[TASK DIRECTIONS]: Filter for the word "structured" and keep each matching line.

[START OF EXERCISE MATERIALS]

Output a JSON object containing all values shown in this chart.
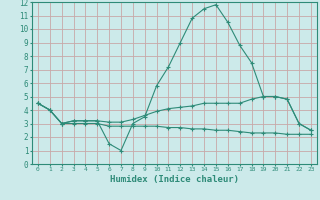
{
  "xlabel": "Humidex (Indice chaleur)",
  "x": [
    0,
    1,
    2,
    3,
    4,
    5,
    6,
    7,
    8,
    9,
    10,
    11,
    12,
    13,
    14,
    15,
    16,
    17,
    18,
    19,
    20,
    21,
    22,
    23
  ],
  "line1": [
    4.5,
    4.0,
    3.0,
    3.2,
    3.2,
    3.2,
    1.5,
    1.0,
    3.0,
    3.5,
    5.8,
    7.2,
    9.0,
    10.8,
    11.5,
    11.8,
    10.5,
    8.8,
    7.5,
    5.0,
    5.0,
    4.8,
    3.0,
    2.5
  ],
  "line2": [
    4.5,
    4.0,
    3.0,
    3.2,
    3.2,
    3.2,
    3.1,
    3.1,
    3.3,
    3.6,
    3.9,
    4.1,
    4.2,
    4.3,
    4.5,
    4.5,
    4.5,
    4.5,
    4.8,
    5.0,
    5.0,
    4.8,
    3.0,
    2.5
  ],
  "line3": [
    4.5,
    4.0,
    3.0,
    3.0,
    3.0,
    3.0,
    2.8,
    2.8,
    2.8,
    2.8,
    2.8,
    2.7,
    2.7,
    2.6,
    2.6,
    2.5,
    2.5,
    2.4,
    2.3,
    2.3,
    2.3,
    2.2,
    2.2,
    2.2
  ],
  "line_color": "#2e8b78",
  "bg_color": "#cceaea",
  "grid_color": "#b8d8d8",
  "ylim": [
    0,
    12
  ],
  "xlim": [
    -0.5,
    23.5
  ]
}
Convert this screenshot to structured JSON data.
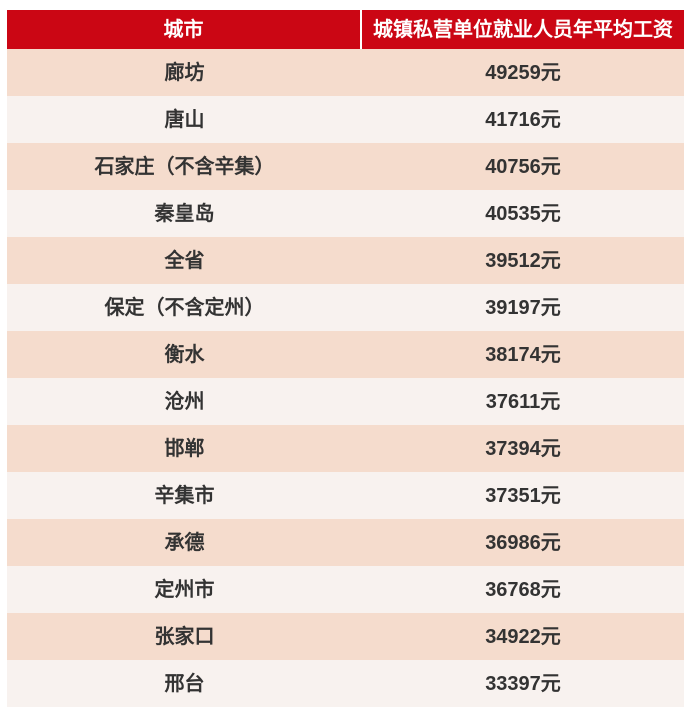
{
  "colors": {
    "header_bg": "#cb0614",
    "header_text": "#ffffff",
    "row_pink": "#f5dccd",
    "row_light": "#f8f2ef",
    "cell_text": "#333333",
    "page_bg": "#ffffff"
  },
  "table": {
    "headers": {
      "city": "城市",
      "salary": "城镇私营单位就业人员年平均工资"
    },
    "rows": [
      {
        "city": "廊坊",
        "salary": "49259元"
      },
      {
        "city": "唐山",
        "salary": "41716元"
      },
      {
        "city": "石家庄（不含辛集）",
        "salary": "40756元"
      },
      {
        "city": "秦皇岛",
        "salary": "40535元"
      },
      {
        "city": "全省",
        "salary": "39512元"
      },
      {
        "city": "保定（不含定州）",
        "salary": "39197元"
      },
      {
        "city": "衡水",
        "salary": "38174元"
      },
      {
        "city": "沧州",
        "salary": "37611元"
      },
      {
        "city": "邯郸",
        "salary": "37394元"
      },
      {
        "city": "辛集市",
        "salary": "37351元"
      },
      {
        "city": "承德",
        "salary": "36986元"
      },
      {
        "city": "定州市",
        "salary": "36768元"
      },
      {
        "city": "张家口",
        "salary": "34922元"
      },
      {
        "city": "邢台",
        "salary": "33397元"
      }
    ]
  },
  "chart_data": {
    "type": "table",
    "columns": [
      "城市",
      "城镇私营单位就业人员年平均工资"
    ],
    "rows": [
      [
        "廊坊",
        49259
      ],
      [
        "唐山",
        41716
      ],
      [
        "石家庄（不含辛集）",
        40756
      ],
      [
        "秦皇岛",
        40535
      ],
      [
        "全省",
        39512
      ],
      [
        "保定（不含定州）",
        39197
      ],
      [
        "衡水",
        38174
      ],
      [
        "沧州",
        37611
      ],
      [
        "邯郸",
        37394
      ],
      [
        "辛集市",
        37351
      ],
      [
        "承德",
        36986
      ],
      [
        "定州市",
        36768
      ],
      [
        "张家口",
        34922
      ],
      [
        "邢台",
        33397
      ]
    ],
    "unit": "元"
  }
}
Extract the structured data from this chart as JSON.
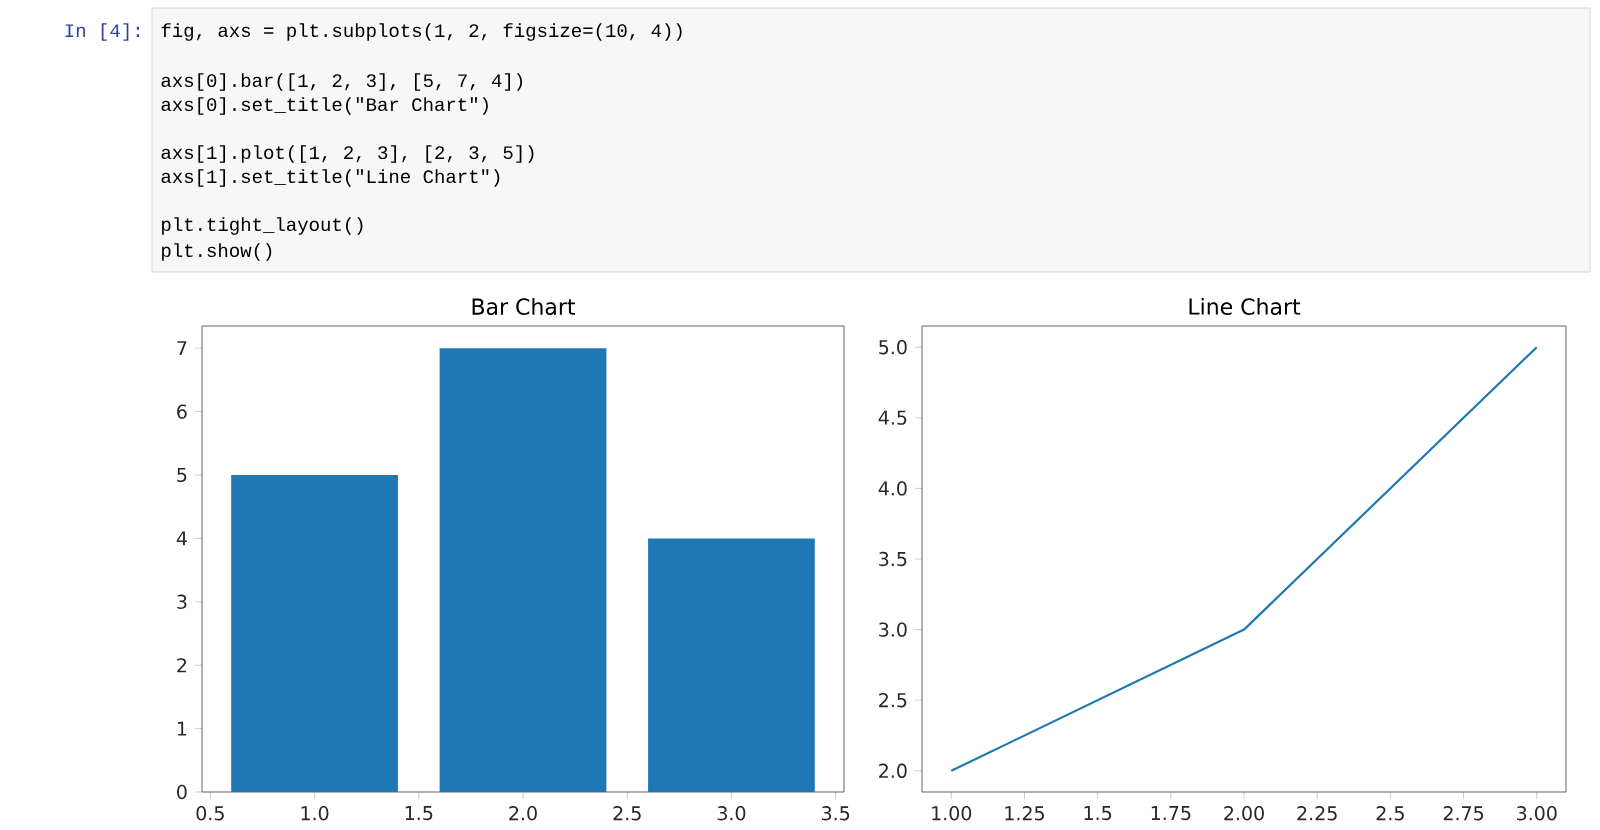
{
  "chart_data": [
    {
      "type": "other",
      "annotations": [
        "In [4]:",
        "fig, axs = plt.subplots(1, 2, figsize=(10, 4))",
        "axs[0].bar([1, 2, 3], [5, 7, 4])",
        "axs[0].set_title(\"Bar Chart\")",
        "axs[1].plot([1, 2, 3], [2, 3, 5])",
        "axs[1].set_title(\"Line Chart\")",
        "plt.tight_layout()",
        "plt.show()"
      ]
    },
    {
      "type": "bar",
      "title": "Bar Chart",
      "x": [
        1,
        2,
        3
      ],
      "values": [
        5,
        7,
        4
      ],
      "color": "#1f77b4",
      "xlim": [
        0.46,
        3.54
      ],
      "ylim": [
        0,
        7.35
      ],
      "xticks": [
        0.5,
        {
          "value": 1,
          "label": "1.0"
        },
        1.5,
        {
          "value": 2,
          "label": "2.0"
        },
        2.5,
        {
          "value": 3,
          "label": "3.0"
        },
        3.5
      ],
      "yticks": [
        0,
        1,
        2,
        3,
        4,
        5,
        6,
        7
      ]
    },
    {
      "type": "line",
      "title": "Line Chart",
      "x": [
        1,
        2,
        3
      ],
      "values": [
        2,
        3,
        5
      ],
      "color": "#1f77b4",
      "xlim": [
        0.9,
        3.1
      ],
      "ylim": [
        1.85,
        5.15
      ],
      "xticks": [
        {
          "value": 1,
          "label": "1.00"
        },
        1.25,
        1.5,
        1.75,
        {
          "value": 2,
          "label": "2.00"
        },
        2.25,
        2.5,
        2.75,
        {
          "value": 3,
          "label": "3.00"
        }
      ],
      "yticks": [
        {
          "value": 2,
          "label": "2.0"
        },
        2.5,
        {
          "value": 3,
          "label": "3.0"
        },
        3.5,
        {
          "value": 4,
          "label": "4.0"
        },
        4.5,
        {
          "value": 5,
          "label": "5.0"
        }
      ]
    }
  ]
}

[END OF EXERCISE MATERIALS]

[ANSWER TO THE TASK]:
Convert this screenshot to structured JSON data.
Extract the structured data from this chart as JSON.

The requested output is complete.